> [JOB] Update the stretch of the sermon from "What does your" through "friends and family." by writing it out again with "safe travel" replaced by "safe journeys".

> [READING PASSAGE]
Sermon: The First Prayer On Our Prayer List

Ephesians 3:14-21



14 For this cause I bow my knees unto the Father of our Lord Jesus Christ, 15 Of whom the whole family in heaven and earth is named, 16 That he would grant you, according to the riches of his glory, 


to be strengthened with might by his Spirit in the inner man; 


17 That Christ may dwell in your hearts by faith; 


that ye, being rooted and grounded in love, 18 May be able to comprehend with all saints what is the breadth, and length, and depth, and height; 19 And to know the love of Christ, which passeth knowledge, 


that ye might be filled with all the fulness of God. 


20 Now unto him that is able to do exceeding abundantly above all that we ask or think, according to the power that worketh in us, 21 Unto him be glory in the church by Christ Jesus throughout all ages, world without end. Amen. (Ephesians 3:14–21)




What does your prayer list look like? If it’s like many Christians, it might be filled with prayer requests for safe travel, healing for physical ailments, and the like. Hopefully there’s also prayers for the salvation of friends and family.


By and large, however, the prayer that Paul prayed here in Ephesians 3:14-21 is a foreign prayer to many Christians. 


Yet it is a prayer that we should be praying constantly for ourselves and for one another.

Dataset entries
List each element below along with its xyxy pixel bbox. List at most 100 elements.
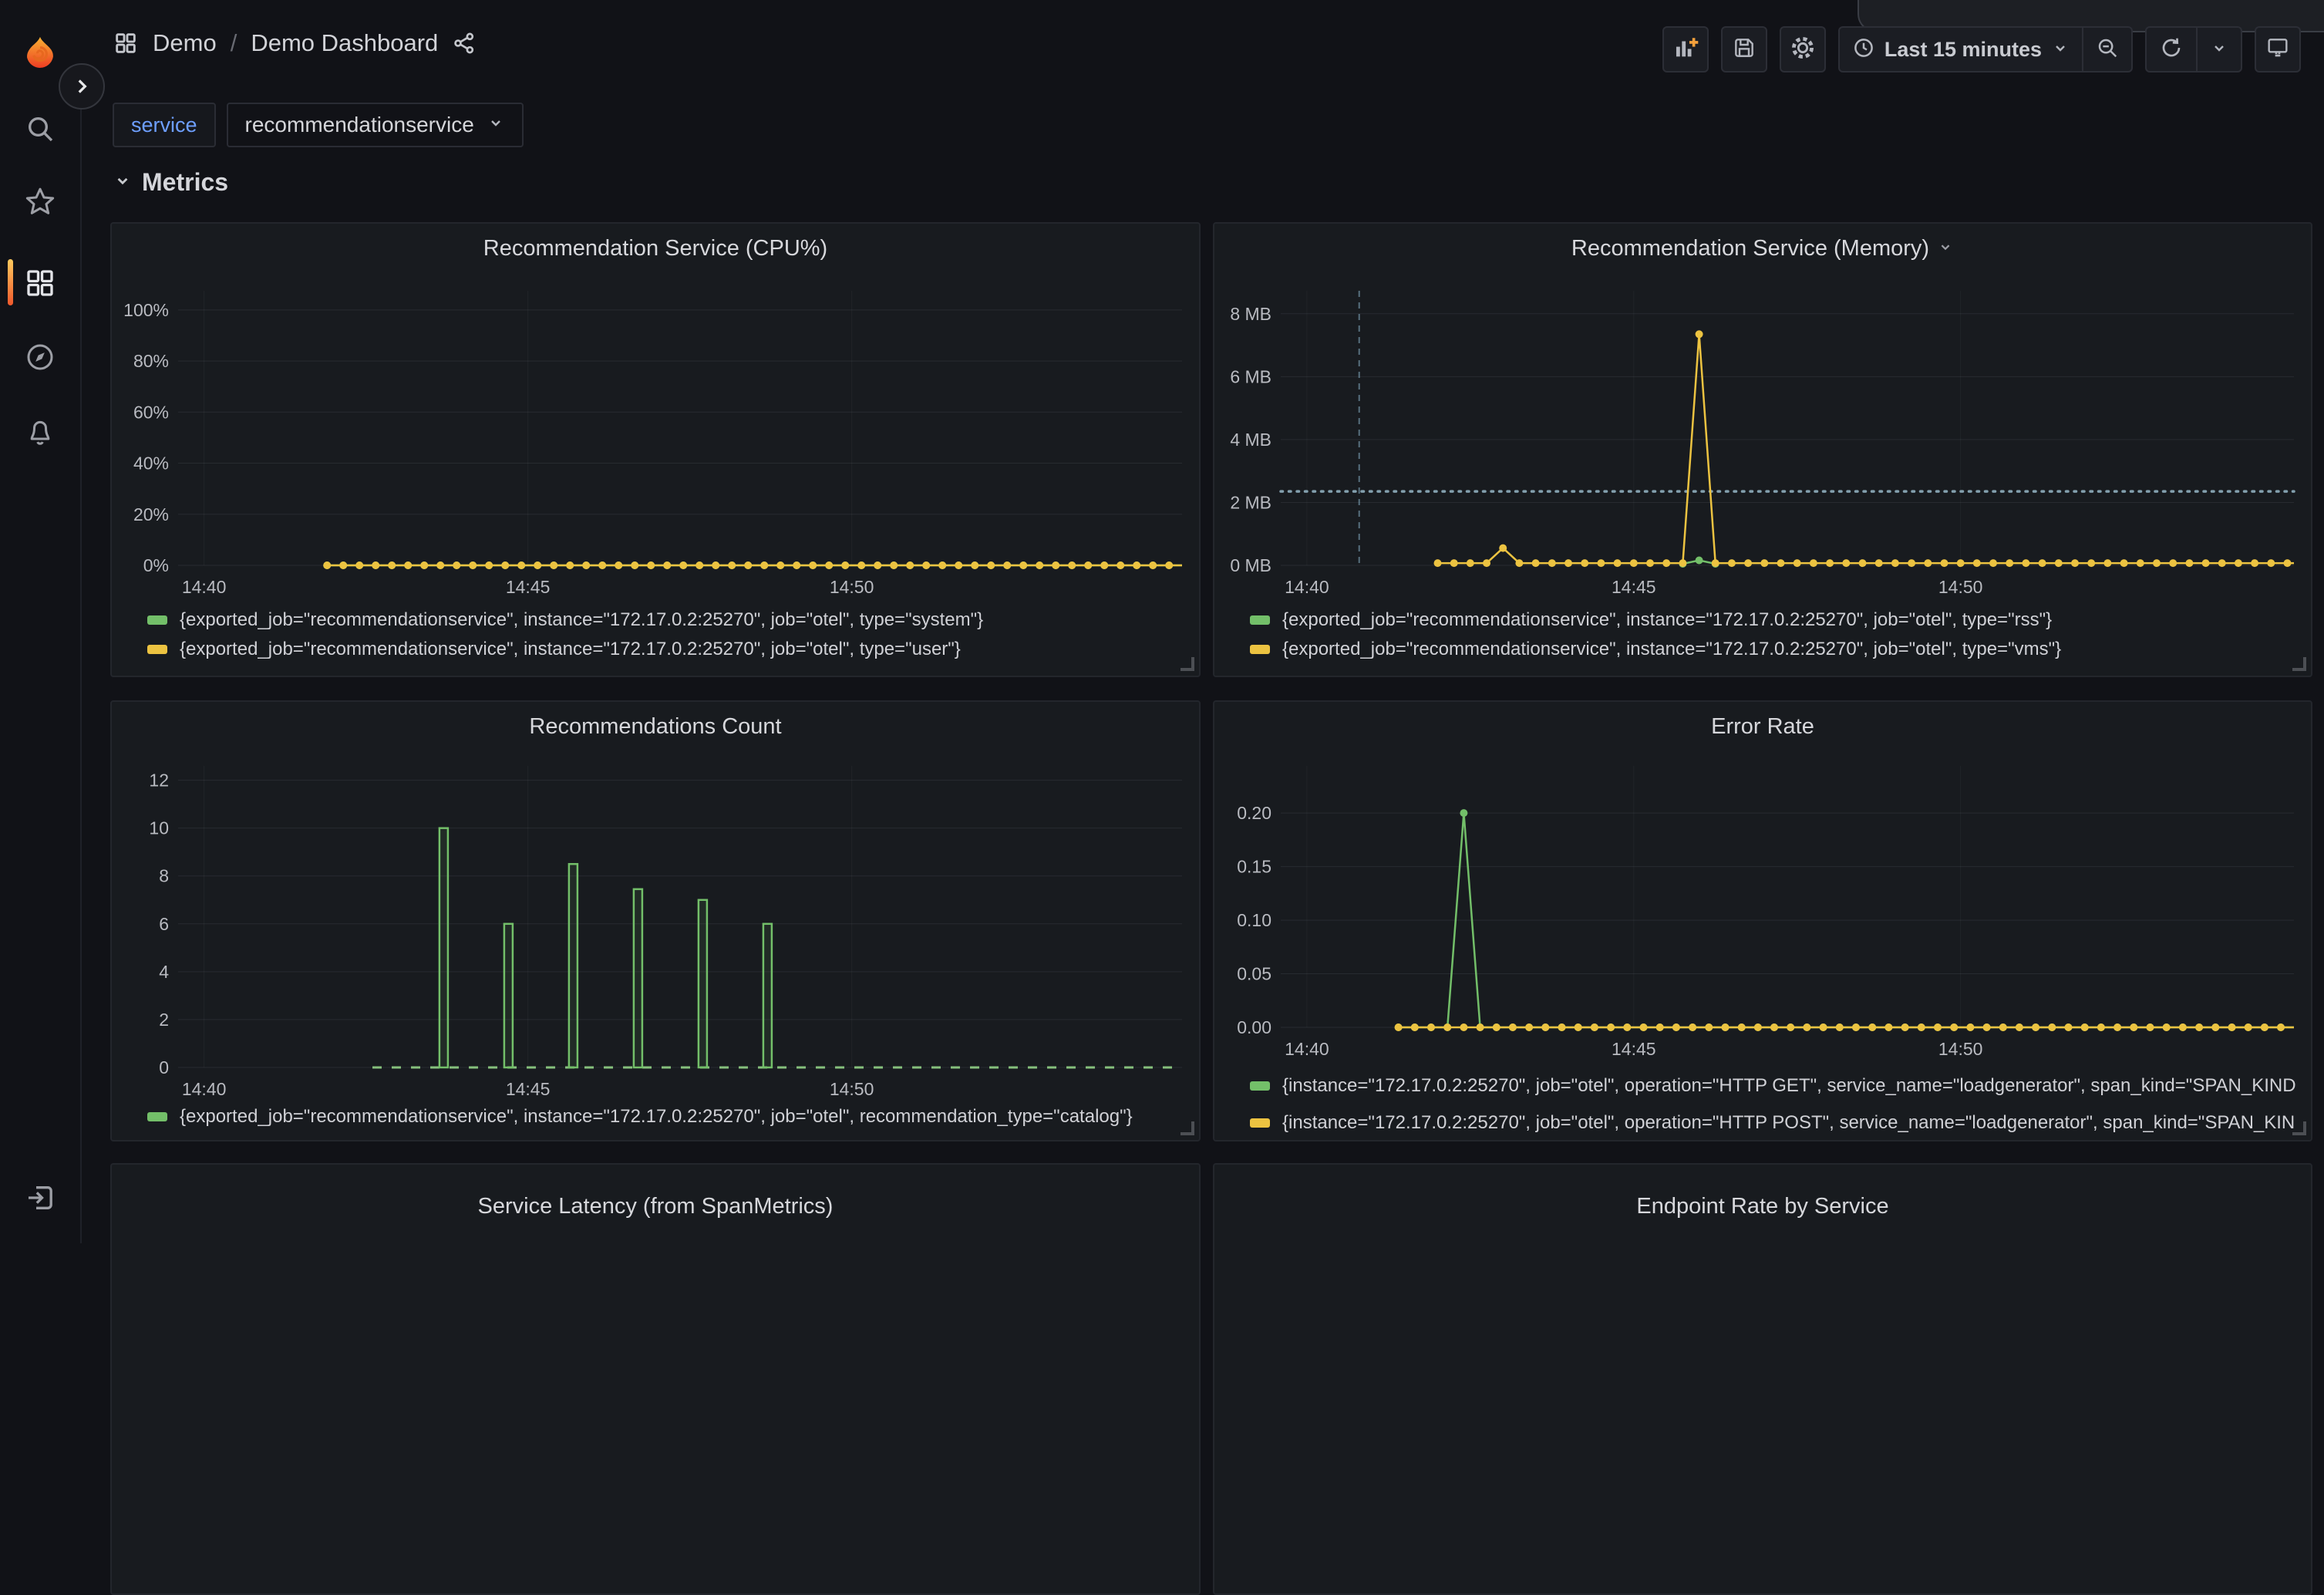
metrics-section-toggle[interactable]: Metrics: [113, 168, 228, 197]
chevron-down-icon: [2210, 39, 2228, 61]
add-panel-icon: [1672, 35, 1699, 65]
svg-text:100%: 100%: [123, 300, 169, 320]
service-variable-value: recommendationservice: [245, 113, 474, 137]
svg-text:14:40: 14:40: [182, 1079, 227, 1099]
service-variable-dropdown[interactable]: recommendationservice: [227, 103, 524, 147]
svg-text:0 MB: 0 MB: [1230, 555, 1271, 575]
recommendations-count-chart[interactable]: 14:4014:4514:50024681012: [124, 754, 1190, 1101]
svg-text:14:45: 14:45: [1612, 1039, 1656, 1059]
panel-resize-handle[interactable]: [2292, 1121, 2306, 1135]
panel-menu-caret-icon[interactable]: [1937, 236, 1954, 261]
svg-text:12: 12: [149, 771, 169, 791]
search-icon[interactable]: [0, 102, 80, 156]
series-swatch: [1250, 645, 1270, 654]
legend-item[interactable]: {exported_job="recommendationservice", i…: [147, 639, 1193, 660]
svg-text:20%: 20%: [133, 504, 169, 524]
breadcrumb-section[interactable]: Demo: [153, 29, 217, 57]
apps-grid-icon: [113, 30, 139, 56]
panel-recommendations-count: Recommendations Count 14:4014:4514:50024…: [110, 700, 1201, 1141]
series-swatch: [147, 615, 167, 625]
panel-resize-handle[interactable]: [2292, 657, 2306, 671]
svg-text:14:45: 14:45: [1612, 577, 1656, 597]
svg-text:0.15: 0.15: [1237, 857, 1271, 877]
series-swatch: [1250, 1081, 1270, 1091]
series-swatch: [1250, 615, 1270, 625]
legend-item[interactable]: {instance="172.17.0.2:25270", job="otel"…: [1250, 1112, 2305, 1134]
refresh-interval-caret[interactable]: [2196, 28, 2241, 71]
panel-title[interactable]: Service Latency (from SpanMetrics): [112, 1194, 1199, 1219]
memory-chart[interactable]: 14:4014:4514:500 MB2 MB4 MB6 MB8 MB: [1227, 279, 2302, 599]
svg-text:6 MB: 6 MB: [1230, 366, 1271, 386]
error-rate-chart[interactable]: 14:4014:4514:500.000.050.100.150.20: [1227, 754, 2302, 1101]
svg-text:0%: 0%: [143, 555, 169, 575]
chevron-down-icon: [487, 113, 505, 137]
share-alt-icon[interactable]: [452, 31, 477, 56]
panel-resize-handle[interactable]: [1181, 1121, 1194, 1135]
legend-item[interactable]: {exported_job="recommendationservice", i…: [1250, 639, 2305, 660]
variable-label: service: [113, 103, 216, 147]
explore-compass-icon[interactable]: [0, 330, 80, 384]
panel-title[interactable]: Recommendation Service (CPU%): [112, 236, 1199, 261]
legend-item[interactable]: {exported_job="recommendationservice", i…: [147, 1106, 1193, 1128]
breadcrumb-page[interactable]: Demo Dashboard: [251, 29, 438, 57]
svg-text:14:45: 14:45: [506, 577, 551, 597]
breadcrumb: Demo / Demo Dashboard: [113, 29, 477, 57]
svg-text:6: 6: [159, 914, 169, 934]
svg-text:14:40: 14:40: [1285, 577, 1329, 597]
panel-cpu: Recommendation Service (CPU%) 14:40 14:45…: [110, 222, 1201, 677]
series-swatch: [147, 645, 167, 654]
svg-text:14:50: 14:50: [830, 1079, 874, 1099]
zoom-out-time-button[interactable]: [2082, 28, 2131, 71]
svg-text:0.10: 0.10: [1237, 910, 1271, 930]
legend-item[interactable]: {instance="172.17.0.2:25270", job="otel"…: [1250, 1075, 2305, 1097]
svg-text:80%: 80%: [133, 351, 169, 371]
chevron-down-icon: [2051, 39, 2070, 61]
star-icon[interactable]: [0, 174, 80, 228]
monitor-icon: [2265, 35, 2290, 64]
panel-title[interactable]: Error Rate: [1214, 714, 2311, 740]
panel-service-latency: Service Latency (from SpanMetrics): [110, 1163, 1201, 1595]
svg-text:0.20: 0.20: [1237, 803, 1271, 823]
cpu-chart[interactable]: 14:4014:4514:500%20%40%60%80%100%: [124, 279, 1190, 599]
sign-in-icon[interactable]: [0, 1171, 80, 1225]
panel-resize-handle[interactable]: [1181, 657, 1194, 671]
panel-title[interactable]: Recommendations Count: [112, 714, 1199, 740]
panel-title[interactable]: Recommendation Service (Memory): [1214, 236, 2311, 261]
add-panel-button[interactable]: [1662, 26, 1709, 72]
svg-text:0.00: 0.00: [1237, 1017, 1271, 1037]
svg-text:10: 10: [149, 818, 169, 838]
svg-text:0: 0: [159, 1057, 169, 1077]
header: Demo / Demo Dashboard: [80, 0, 2324, 99]
svg-text:14:50: 14:50: [1938, 577, 1983, 597]
time-range-button[interactable]: Last 15 minutes: [1840, 28, 2082, 71]
dashboards-grid-icon[interactable]: [0, 256, 80, 310]
series-swatch: [147, 1112, 167, 1121]
series-swatch: [1250, 1118, 1270, 1128]
section-title: Metrics: [142, 168, 228, 197]
svg-text:14:40: 14:40: [182, 577, 227, 597]
legend-item[interactable]: {exported_job="recommendationservice", i…: [147, 609, 1193, 631]
zoom-out-icon: [2096, 36, 2119, 63]
sidebar-expand-button[interactable]: [59, 63, 105, 110]
dashboard-settings-button[interactable]: [1780, 26, 1826, 72]
gear-icon: [1790, 35, 1816, 65]
dashboard-toolbar: Last 15 minutes: [1662, 26, 2301, 72]
panel-endpoint-rate: Endpoint Rate by Service: [1213, 1163, 2312, 1595]
svg-text:8: 8: [159, 866, 169, 886]
refresh-button[interactable]: [2147, 28, 2196, 71]
legend-item[interactable]: {exported_job="recommendationservice", i…: [1250, 609, 2305, 631]
breadcrumb-separator: /: [231, 29, 237, 57]
panel-memory: Recommendation Service (Memory) 14:40 14:…: [1213, 222, 2312, 677]
svg-text:14:45: 14:45: [506, 1079, 551, 1099]
panel-title[interactable]: Endpoint Rate by Service: [1214, 1194, 2311, 1219]
time-picker: Last 15 minutes: [1838, 26, 2133, 72]
sidebar: [0, 0, 82, 1243]
save-dashboard-button[interactable]: [1721, 26, 1767, 72]
svg-text:4 MB: 4 MB: [1230, 430, 1271, 450]
panel-error-rate: Error Rate 14:4014:4514:500.000.050.100.…: [1213, 700, 2312, 1141]
svg-text:40%: 40%: [133, 454, 169, 474]
kiosk-mode-button[interactable]: [2255, 26, 2301, 72]
svg-text:14:50: 14:50: [1938, 1039, 1983, 1059]
svg-text:14:40: 14:40: [1285, 1039, 1329, 1059]
alerting-bell-icon[interactable]: [0, 404, 80, 458]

> [THE SOLUTION]
What does your prayer list look like? If it’s like many Christians, it might be filled with prayer requests for safe journeys, healing for physical ailments, and the like. Hopefully there’s also prayers for the salvation of friends and family.